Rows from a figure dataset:
»»
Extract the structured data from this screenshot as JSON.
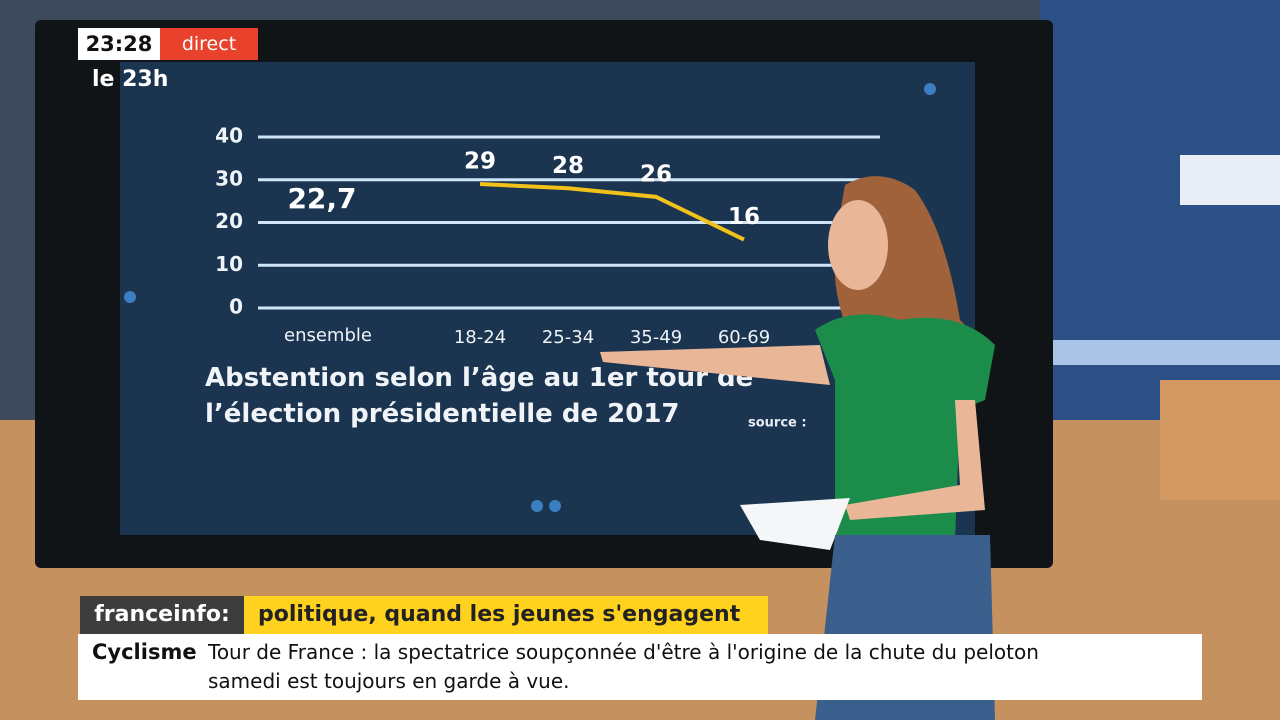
{
  "overlay": {
    "time": "23:28",
    "live": "direct",
    "program": "le 23h",
    "channel": "franceinfo:",
    "headline": "politique, quand les jeunes s'engagent",
    "ticker": {
      "category": "Cyclisme",
      "lines": [
        "Tour de France : la spectatrice soupçonnée d'être à l'origine de la chute du peloton",
        "samedi est toujours en garde à vue."
      ]
    }
  },
  "chart_data": {
    "type": "line",
    "title": "Abstention selon l’âge au 1er tour de l’élection présidentielle de 2017",
    "source": "source :",
    "overall": {
      "label": "ensemble",
      "value": 22.7,
      "value_label": "22,7"
    },
    "categories": [
      "18-24",
      "25-34",
      "35-49",
      "60-69"
    ],
    "values": [
      29,
      28,
      26,
      16
    ],
    "color": "#f2c21b",
    "ylim": [
      0,
      40
    ],
    "yticks": [
      0,
      10,
      20,
      30,
      40
    ],
    "grid": true
  }
}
««
- EXERCISE DETAILS -
Give every line back word for word and leave the pictures out.

- EXERCISE OUTPUT -
Extract the structured data from this screenshot as JSON.
{
  "overlay": {
    "time": "23:28",
    "live": "direct",
    "program": "le 23h",
    "channel": "franceinfo:",
    "headline": "politique, quand les jeunes s'engagent",
    "ticker": {
      "category": "Cyclisme",
      "lines": [
        "Tour de France : la spectatrice soupçonnée d'être à l'origine de la chute du peloton",
        "samedi est toujours en garde à vue."
      ]
    }
  },
  "chart_data": {
    "type": "line",
    "title": "Abstention selon l’âge au 1er tour de l’élection présidentielle de 2017",
    "source": "source :",
    "overall": {
      "label": "ensemble",
      "value": 22.7,
      "value_label": "22,7"
    },
    "categories": [
      "18-24",
      "25-34",
      "35-49",
      "60-69"
    ],
    "values": [
      29,
      28,
      26,
      16
    ],
    "color": "#f2c21b",
    "ylim": [
      0,
      40
    ],
    "yticks": [
      0,
      10,
      20,
      30,
      40
    ],
    "grid": true
  }
}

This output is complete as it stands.